*** Given records ***
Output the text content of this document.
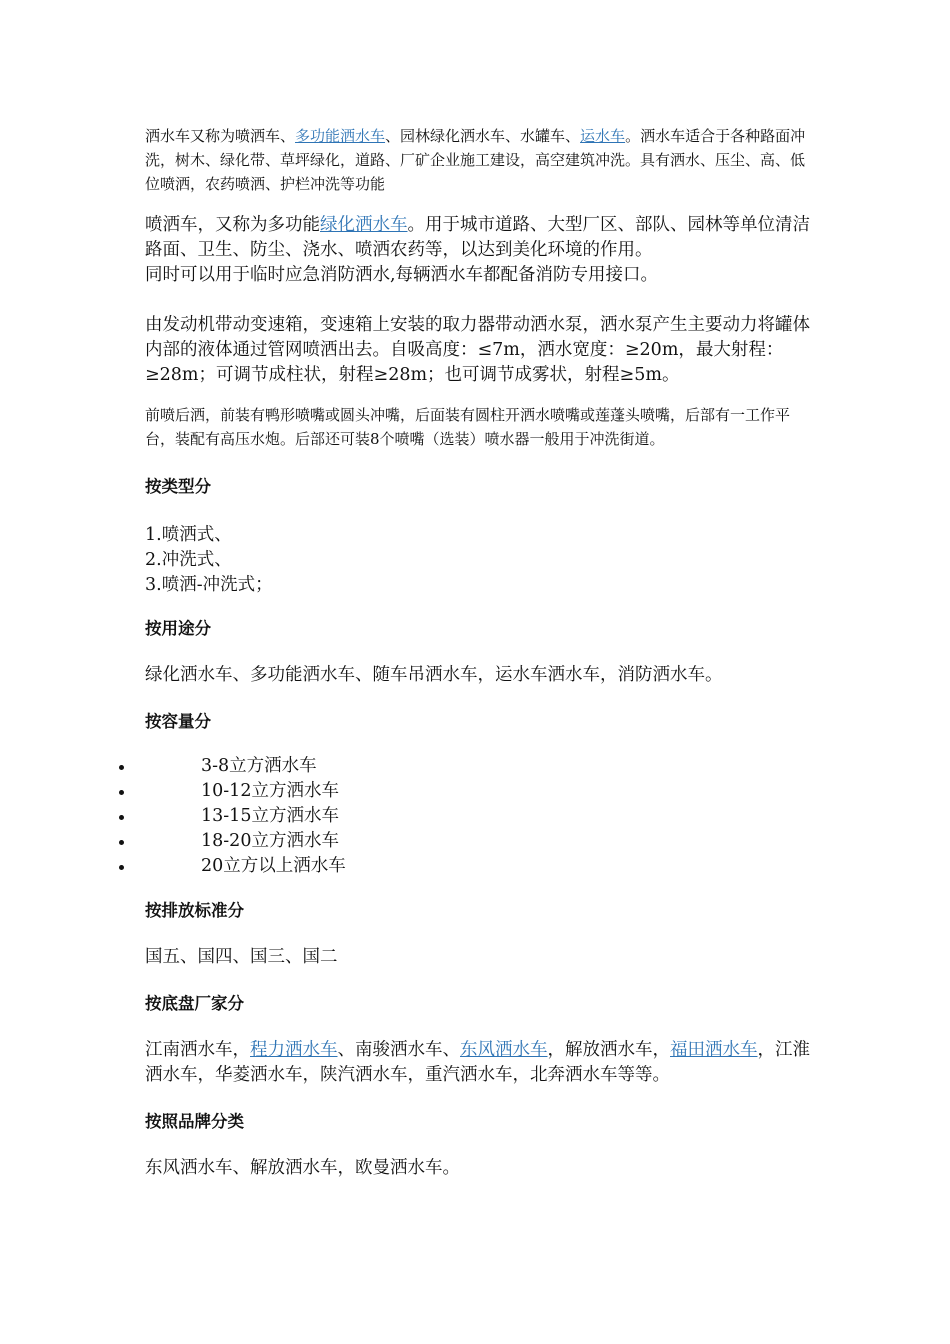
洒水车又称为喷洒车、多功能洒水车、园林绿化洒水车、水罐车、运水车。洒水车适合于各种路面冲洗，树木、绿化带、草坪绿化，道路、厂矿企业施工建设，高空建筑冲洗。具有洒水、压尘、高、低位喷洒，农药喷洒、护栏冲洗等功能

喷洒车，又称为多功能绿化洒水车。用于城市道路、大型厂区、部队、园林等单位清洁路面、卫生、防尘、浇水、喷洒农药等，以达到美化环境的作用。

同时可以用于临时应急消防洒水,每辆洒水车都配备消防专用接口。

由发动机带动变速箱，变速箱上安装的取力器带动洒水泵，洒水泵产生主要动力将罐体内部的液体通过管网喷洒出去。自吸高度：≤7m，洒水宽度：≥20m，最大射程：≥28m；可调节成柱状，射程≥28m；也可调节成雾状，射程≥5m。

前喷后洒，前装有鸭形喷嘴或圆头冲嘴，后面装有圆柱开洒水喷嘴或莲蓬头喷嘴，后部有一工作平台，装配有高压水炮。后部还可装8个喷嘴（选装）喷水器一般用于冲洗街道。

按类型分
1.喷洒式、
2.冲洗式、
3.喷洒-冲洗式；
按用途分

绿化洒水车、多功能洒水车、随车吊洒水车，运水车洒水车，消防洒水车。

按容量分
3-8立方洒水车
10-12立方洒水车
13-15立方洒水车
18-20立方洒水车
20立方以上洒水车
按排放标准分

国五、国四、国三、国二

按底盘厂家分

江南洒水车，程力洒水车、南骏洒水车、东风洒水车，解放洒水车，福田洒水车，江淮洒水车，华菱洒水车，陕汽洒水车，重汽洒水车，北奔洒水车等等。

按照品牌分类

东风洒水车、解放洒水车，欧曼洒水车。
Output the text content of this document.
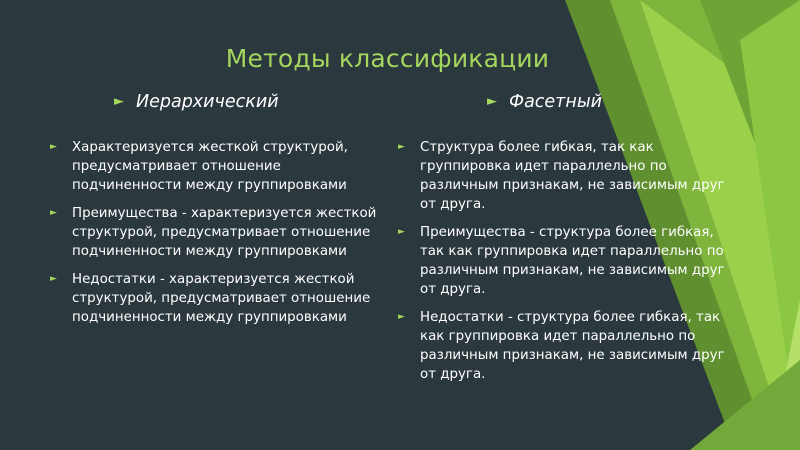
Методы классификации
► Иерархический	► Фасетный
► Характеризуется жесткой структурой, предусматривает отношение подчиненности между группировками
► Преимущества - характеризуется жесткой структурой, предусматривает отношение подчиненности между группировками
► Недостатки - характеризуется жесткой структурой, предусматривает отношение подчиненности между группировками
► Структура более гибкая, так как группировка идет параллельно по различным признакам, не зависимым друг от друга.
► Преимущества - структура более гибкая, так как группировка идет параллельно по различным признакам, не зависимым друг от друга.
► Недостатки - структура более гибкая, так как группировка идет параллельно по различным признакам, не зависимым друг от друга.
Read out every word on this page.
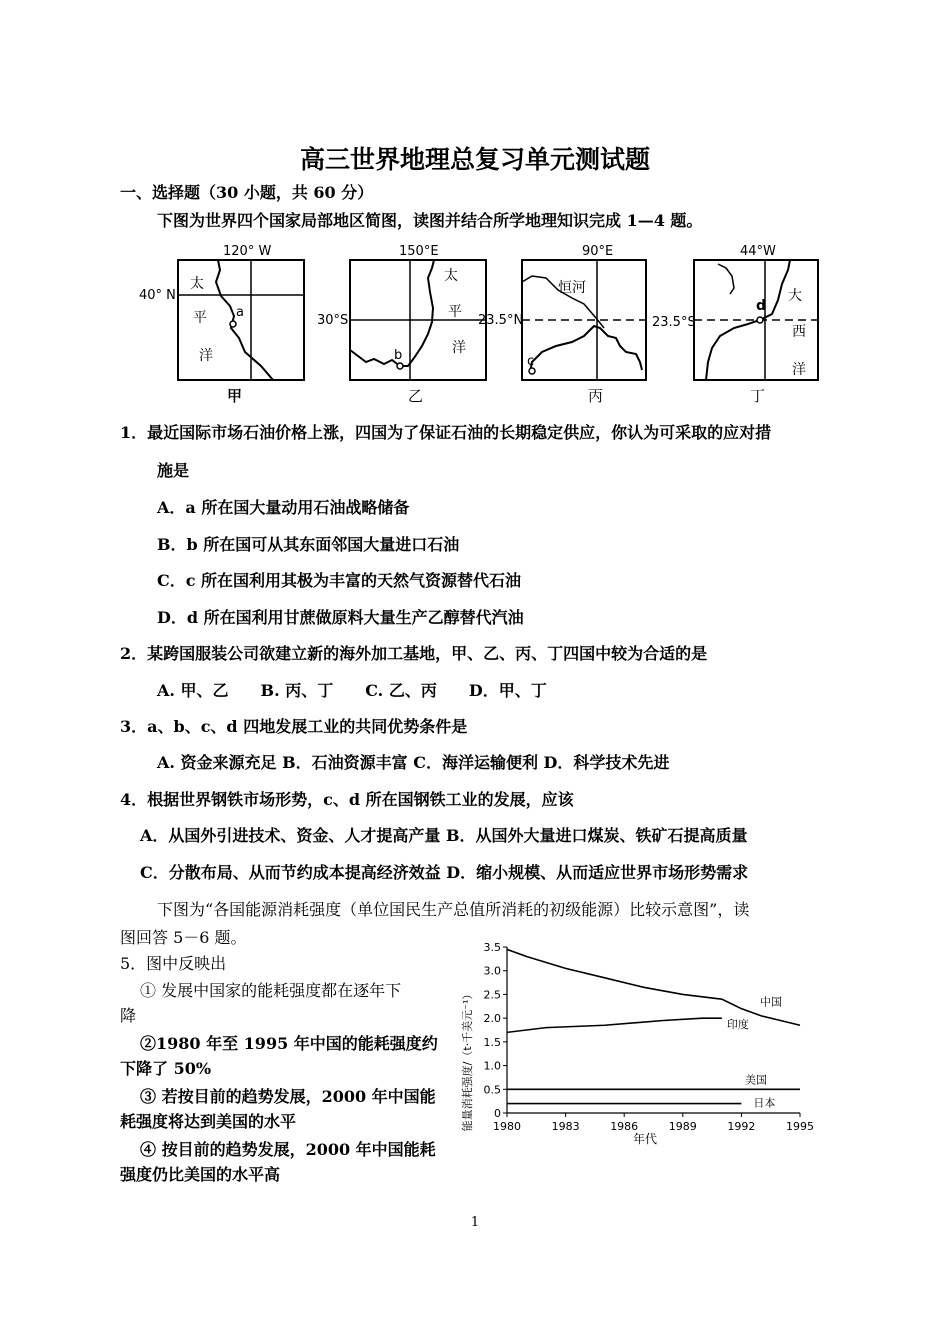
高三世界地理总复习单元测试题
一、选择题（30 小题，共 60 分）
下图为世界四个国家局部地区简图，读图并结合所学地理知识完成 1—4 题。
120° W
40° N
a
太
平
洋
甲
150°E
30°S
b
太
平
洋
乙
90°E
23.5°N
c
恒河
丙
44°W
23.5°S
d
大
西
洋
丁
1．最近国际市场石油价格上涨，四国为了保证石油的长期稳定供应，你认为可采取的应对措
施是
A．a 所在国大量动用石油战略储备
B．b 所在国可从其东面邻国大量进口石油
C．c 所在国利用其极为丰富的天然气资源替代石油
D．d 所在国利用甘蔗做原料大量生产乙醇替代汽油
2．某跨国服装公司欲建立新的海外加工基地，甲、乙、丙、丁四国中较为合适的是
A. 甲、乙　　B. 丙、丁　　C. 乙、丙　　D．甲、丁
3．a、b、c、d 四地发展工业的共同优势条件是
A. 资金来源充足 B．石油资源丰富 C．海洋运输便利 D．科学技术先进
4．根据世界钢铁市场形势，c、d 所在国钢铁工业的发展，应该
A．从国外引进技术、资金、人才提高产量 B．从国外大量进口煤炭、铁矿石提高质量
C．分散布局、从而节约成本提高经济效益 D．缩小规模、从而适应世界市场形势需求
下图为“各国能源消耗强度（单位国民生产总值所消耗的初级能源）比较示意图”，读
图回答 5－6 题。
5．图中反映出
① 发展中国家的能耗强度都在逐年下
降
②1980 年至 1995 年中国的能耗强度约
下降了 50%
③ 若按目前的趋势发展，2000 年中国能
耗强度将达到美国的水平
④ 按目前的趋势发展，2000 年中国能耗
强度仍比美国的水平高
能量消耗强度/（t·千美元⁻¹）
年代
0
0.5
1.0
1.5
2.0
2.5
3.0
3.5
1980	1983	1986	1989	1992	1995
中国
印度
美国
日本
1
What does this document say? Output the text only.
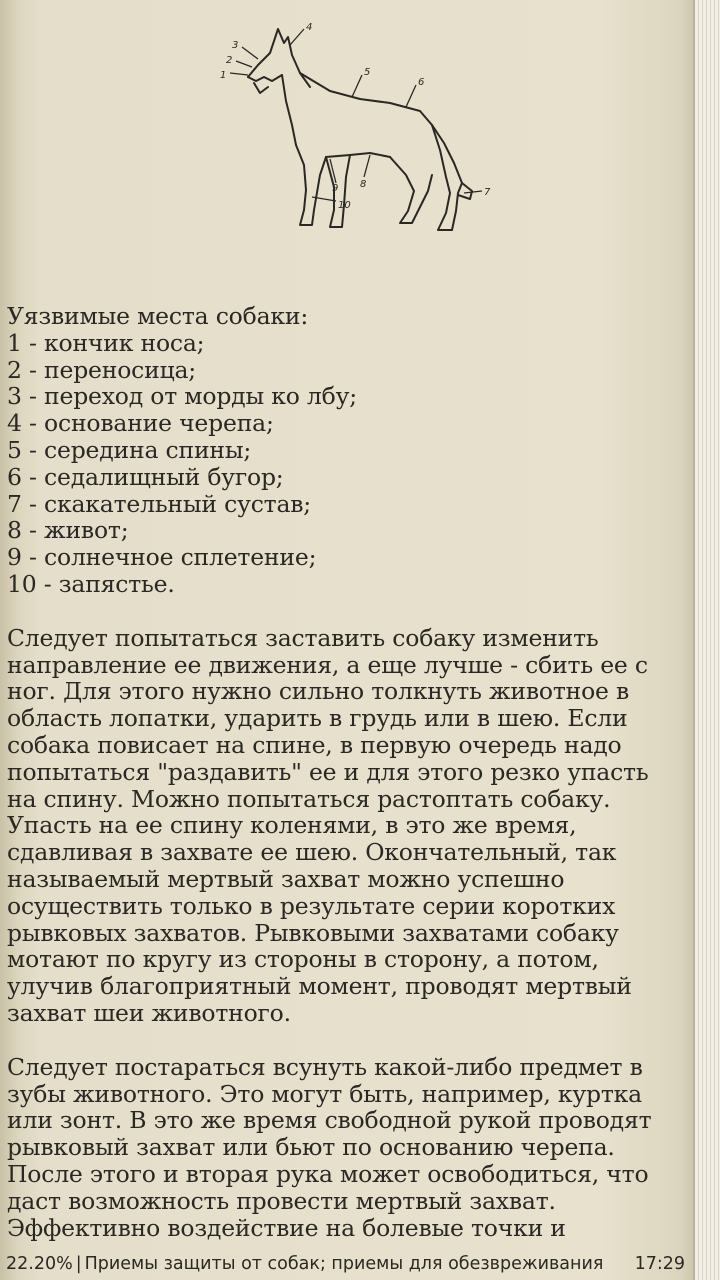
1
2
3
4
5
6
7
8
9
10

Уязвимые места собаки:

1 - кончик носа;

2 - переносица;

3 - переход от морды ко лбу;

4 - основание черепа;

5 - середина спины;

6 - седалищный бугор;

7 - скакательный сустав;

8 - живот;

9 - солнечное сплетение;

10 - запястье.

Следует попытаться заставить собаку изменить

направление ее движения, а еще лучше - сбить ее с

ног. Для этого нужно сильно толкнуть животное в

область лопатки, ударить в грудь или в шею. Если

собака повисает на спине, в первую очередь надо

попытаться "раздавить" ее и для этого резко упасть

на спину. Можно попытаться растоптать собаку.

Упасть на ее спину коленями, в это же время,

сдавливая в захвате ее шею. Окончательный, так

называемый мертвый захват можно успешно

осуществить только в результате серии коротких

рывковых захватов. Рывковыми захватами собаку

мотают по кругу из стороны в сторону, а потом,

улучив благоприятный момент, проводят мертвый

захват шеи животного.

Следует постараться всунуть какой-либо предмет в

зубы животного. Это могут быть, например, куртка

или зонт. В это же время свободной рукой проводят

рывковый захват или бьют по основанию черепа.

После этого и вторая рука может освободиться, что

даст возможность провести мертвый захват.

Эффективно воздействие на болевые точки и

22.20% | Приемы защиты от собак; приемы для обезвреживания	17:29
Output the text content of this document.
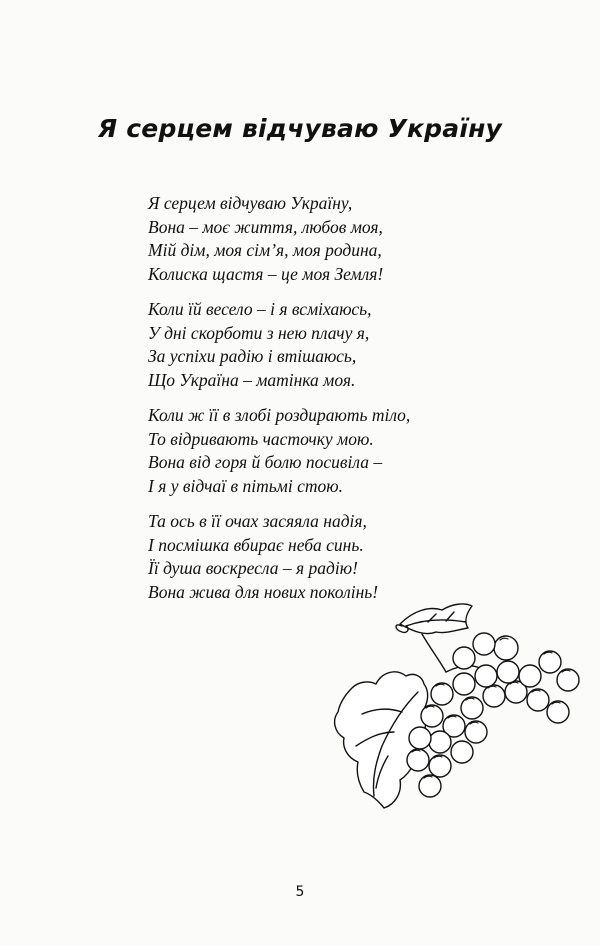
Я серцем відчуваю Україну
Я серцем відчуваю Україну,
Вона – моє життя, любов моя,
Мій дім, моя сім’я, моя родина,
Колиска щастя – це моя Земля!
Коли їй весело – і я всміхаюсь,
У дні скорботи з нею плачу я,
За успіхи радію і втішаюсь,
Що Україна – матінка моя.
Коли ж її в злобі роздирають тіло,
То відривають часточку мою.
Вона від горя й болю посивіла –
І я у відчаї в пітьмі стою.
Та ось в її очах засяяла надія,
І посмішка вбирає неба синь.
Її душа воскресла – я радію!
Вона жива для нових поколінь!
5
***
* _Your task_:
Keep the pictures out of the copy and write out the data exactly as it stands.

* _Response to the exercise_:
Output the text content of this document.
洒水车又称为喷洒车、多功能洒水车、园林绿化洒水车、水罐车、运水车。洒水车适合于各种路面冲洗，树木、绿化带、草坪绿化，道路、厂矿企业施工建设，高空建筑冲洗。具有洒水、压尘、高、低位喷洒，农药喷洒、护栏冲洗等功能

喷洒车，又称为多功能绿化洒水车。用于城市道路、大型厂区、部队、园林等单位清洁路面、卫生、防尘、浇水、喷洒农药等，以达到美化环境的作用。

同时可以用于临时应急消防洒水,每辆洒水车都配备消防专用接口。

由发动机带动变速箱，变速箱上安装的取力器带动洒水泵，洒水泵产生主要动力将罐体内部的液体通过管网喷洒出去。自吸高度：≤7m，洒水宽度：≥20m，最大射程：≥28m；可调节成柱状，射程≥28m；也可调节成雾状，射程≥5m。

前喷后洒，前装有鸭形喷嘴或圆头冲嘴，后面装有圆柱开洒水喷嘴或莲蓬头喷嘴，后部有一工作平台，装配有高压水炮。后部还可装8个喷嘴（选装）喷水器一般用于冲洗街道。

按类型分
1.喷洒式、
2.冲洗式、
3.喷洒-冲洗式；
按用途分

绿化洒水车、多功能洒水车、随车吊洒水车，运水车洒水车，消防洒水车。

按容量分
3-8立方洒水车
10-12立方洒水车
13-15立方洒水车
18-20立方洒水车
20立方以上洒水车
按排放标准分

国五、国四、国三、国二

按底盘厂家分

江南洒水车，程力洒水车、南骏洒水车、东风洒水车，解放洒水车，福田洒水车，江淮洒水车，华菱洒水车，陕汽洒水车，重汽洒水车，北奔洒水车等等。

按照品牌分类

东风洒水车、解放洒水车，欧曼洒水车。
Output the text content of this document.
Методы классификации
► Иерархический	► Фасетный
► Характеризуется жесткой структурой, предусматривает отношение подчиненности между группировками
► Преимущества - характеризуется жесткой структурой, предусматривает отношение подчиненности между группировками
► Недостатки - характеризуется жесткой структурой, предусматривает отношение подчиненности между группировками
► Структура более гибкая, так как группировка идет параллельно по различным признакам, не зависимым друг от друга.
► Преимущества - структура более гибкая, так как группировка идет параллельно по различным признакам, не зависимым друг от друга.
► Недостатки - структура более гибкая, так как группировка идет параллельно по различным признакам, не зависимым друг от друга.
Read out every word on this page.
高三世界地理总复习单元测试题
一、选择题（30 小题，共 60 分）
下图为世界四个国家局部地区简图，读图并结合所学地理知识完成 1—4 题。
120° W
40° N
a
太
平
洋
甲
150°E
30°S
b
太
平
洋
乙
90°E
23.5°N
c
恒河
丙
44°W
23.5°S
d
大
西
洋
丁
1．最近国际市场石油价格上涨，四国为了保证石油的长期稳定供应，你认为可采取的应对措
施是
A．a 所在国大量动用石油战略储备
B．b 所在国可从其东面邻国大量进口石油
C．c 所在国利用其极为丰富的天然气资源替代石油
D．d 所在国利用甘蔗做原料大量生产乙醇替代汽油
2．某跨国服装公司欲建立新的海外加工基地，甲、乙、丙、丁四国中较为合适的是
A. 甲、乙　　B. 丙、丁　　C. 乙、丙　　D．甲、丁
3．a、b、c、d 四地发展工业的共同优势条件是
A. 资金来源充足 B．石油资源丰富 C．海洋运输便利 D．科学技术先进
4．根据世界钢铁市场形势，c、d 所在国钢铁工业的发展，应该
A．从国外引进技术、资金、人才提高产量 B．从国外大量进口煤炭、铁矿石提高质量
C．分散布局、从而节约成本提高经济效益 D．缩小规模、从而适应世界市场形势需求
下图为“各国能源消耗强度（单位国民生产总值所消耗的初级能源）比较示意图”，读
图回答 5－6 题。
5．图中反映出
① 发展中国家的能耗强度都在逐年下
降
②1980 年至 1995 年中国的能耗强度约
下降了 50%
③ 若按目前的趋势发展，2000 年中国能
耗强度将达到美国的水平
④ 按目前的趋势发展，2000 年中国能耗
强度仍比美国的水平高
能量消耗强度/（t·千美元⁻¹）
年代
0
0.5
1.0
1.5
2.0
2.5
3.0
3.5
1980	1983	1986	1989	1992	1995
中国
印度
美国
日本
1
What does this document say? Output the text only.
1
2
3
4
5
6
7
8
9
10

Уязвимые места собаки:

1 - кончик носа;

2 - переносица;

3 - переход от морды ко лбу;

4 - основание черепа;

5 - середина спины;

6 - седалищный бугор;

7 - скакательный сустав;

8 - живот;

9 - солнечное сплетение;

10 - запястье.

Следует попытаться заставить собаку изменить

направление ее движения, а еще лучше - сбить ее с

ног. Для этого нужно сильно толкнуть животное в

область лопатки, ударить в грудь или в шею. Если

собака повисает на спине, в первую очередь надо

попытаться "раздавить" ее и для этого резко упасть

на спину. Можно попытаться растоптать собаку.

Упасть на ее спину коленями, в это же время,

сдавливая в захвате ее шею. Окончательный, так

называемый мертвый захват можно успешно

осуществить только в результате серии коротких

рывковых захватов. Рывковыми захватами собаку

мотают по кругу из стороны в сторону, а потом,

улучив благоприятный момент, проводят мертвый

захват шеи животного.

Следует постараться всунуть какой-либо предмет в

зубы животного. Это могут быть, например, куртка

или зонт. В это же время свободной рукой проводят

рывковый захват или бьют по основанию черепа.

После этого и вторая рука может освободиться, что

даст возможность провести мертвый захват.

Эффективно воздействие на болевые точки и

22.20% | Приемы защиты от собак; приемы для обезвреживания	17:29
Output the text content of this document.
Я серцем відчуваю Україну
Я серцем відчуваю Україну,
Вона – моє життя, любов моя,
Мій дім, моя сім’я, моя родина,
Колиска щастя – це моя Земля!
Коли їй весело – і я всміхаюсь,
У дні скорботи з нею плачу я,
За успіхи радію і втішаюсь,
Що Україна – матінка моя.
Коли ж її в злобі роздирають тіло,
То відривають часточку мою.
Вона від горя й болю посивіла –
І я у відчаї в пітьмі стою.
Та ось в її очах засяяла надія,
І посмішка вбирає неба синь.
Її душа воскресла – я радію!
Вона жива для нових поколінь!
5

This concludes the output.